- **Aim**
Would you quote every entry exactly, dropping only the pictures?
— START Record extracts —
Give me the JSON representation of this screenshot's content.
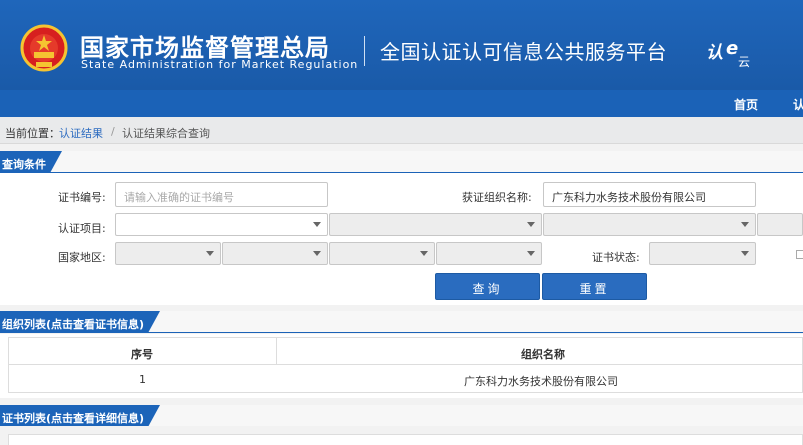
{
  "header": {
    "org_name_cn": "国家市场监督管理总局",
    "org_name_en": "State Administration for Market Regulation",
    "platform_title": "全国认证认可信息公共服务平台",
    "logo_text": "认e云"
  },
  "nav": {
    "home": "首页",
    "more": "认"
  },
  "breadcrumb": {
    "label": "当前位置：",
    "link": "认证结果",
    "separator": "/",
    "current": "认证结果综合查询"
  },
  "query": {
    "section_title": "查询条件",
    "cert_no_label": "证书编号:",
    "cert_no_placeholder": "请输入准确的证书编号",
    "org_name_label": "获证组织名称:",
    "org_name_value": "广东科力水务技术股份有限公司",
    "project_label": "认证项目:",
    "region_label": "国家地区:",
    "status_label": "证书状态:",
    "query_button": "查询",
    "reset_button": "重置"
  },
  "org_list": {
    "section_title": "组织列表(点击查看证书信息)",
    "columns": [
      "序号",
      "组织名称"
    ],
    "rows": [
      {
        "index": "1",
        "name": "广东科力水务技术股份有限公司"
      }
    ]
  },
  "cert_list": {
    "section_title": "证书列表(点击查看详细信息)"
  },
  "colors": {
    "header_blue": "#1f66bb",
    "nav_blue": "#1b62b7",
    "button_blue": "#2a6cbf",
    "link_blue": "#2d6cc0"
  }
}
— END Record extracts —
- **Task response**
Give me the JSON representation of this screenshot's content.
{
  "header": {
    "org_name_cn": "国家市场监督管理总局",
    "org_name_en": "State Administration for Market Regulation",
    "platform_title": "全国认证认可信息公共服务平台",
    "logo_text": "认e云"
  },
  "nav": {
    "home": "首页",
    "more": "认"
  },
  "breadcrumb": {
    "label": "当前位置：",
    "link": "认证结果",
    "separator": "/",
    "current": "认证结果综合查询"
  },
  "query": {
    "section_title": "查询条件",
    "cert_no_label": "证书编号:",
    "cert_no_placeholder": "请输入准确的证书编号",
    "org_name_label": "获证组织名称:",
    "org_name_value": "广东科力水务技术股份有限公司",
    "project_label": "认证项目:",
    "region_label": "国家地区:",
    "status_label": "证书状态:",
    "query_button": "查询",
    "reset_button": "重置"
  },
  "org_list": {
    "section_title": "组织列表(点击查看证书信息)",
    "columns": [
      "序号",
      "组织名称"
    ],
    "rows": [
      {
        "index": "1",
        "name": "广东科力水务技术股份有限公司"
      }
    ]
  },
  "cert_list": {
    "section_title": "证书列表(点击查看详细信息)"
  },
  "colors": {
    "header_blue": "#1f66bb",
    "nav_blue": "#1b62b7",
    "button_blue": "#2a6cbf",
    "link_blue": "#2d6cc0"
  }
}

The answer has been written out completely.